• REQUEST: Transcribe the material word for word, but without the images.

• RECORD EXCERPTS:
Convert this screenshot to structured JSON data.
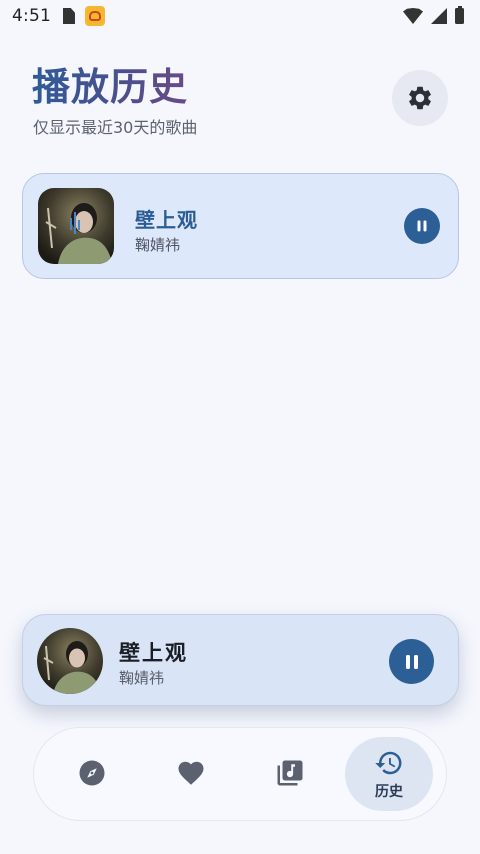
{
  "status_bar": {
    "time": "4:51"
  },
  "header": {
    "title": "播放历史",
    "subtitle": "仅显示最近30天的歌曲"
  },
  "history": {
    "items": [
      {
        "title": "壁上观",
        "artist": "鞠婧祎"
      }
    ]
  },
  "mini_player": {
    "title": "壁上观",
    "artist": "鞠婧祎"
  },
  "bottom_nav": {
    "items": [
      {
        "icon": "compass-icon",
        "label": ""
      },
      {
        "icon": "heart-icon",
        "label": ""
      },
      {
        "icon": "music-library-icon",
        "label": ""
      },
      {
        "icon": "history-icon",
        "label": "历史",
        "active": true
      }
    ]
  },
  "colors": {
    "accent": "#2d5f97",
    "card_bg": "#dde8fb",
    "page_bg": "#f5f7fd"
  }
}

• OUTPUT BELOW:
Convert this screenshot to structured JSON data.
{
  "status_bar": {
    "time": "4:51"
  },
  "header": {
    "title": "播放历史",
    "subtitle": "仅显示最近30天的歌曲"
  },
  "history": {
    "items": [
      {
        "title": "壁上观",
        "artist": "鞠婧祎"
      }
    ]
  },
  "mini_player": {
    "title": "壁上观",
    "artist": "鞠婧祎"
  },
  "bottom_nav": {
    "items": [
      {
        "icon": "compass-icon",
        "label": ""
      },
      {
        "icon": "heart-icon",
        "label": ""
      },
      {
        "icon": "music-library-icon",
        "label": ""
      },
      {
        "icon": "history-icon",
        "label": "历史",
        "active": true
      }
    ]
  },
  "colors": {
    "accent": "#2d5f97",
    "card_bg": "#dde8fb",
    "page_bg": "#f5f7fd"
  }
}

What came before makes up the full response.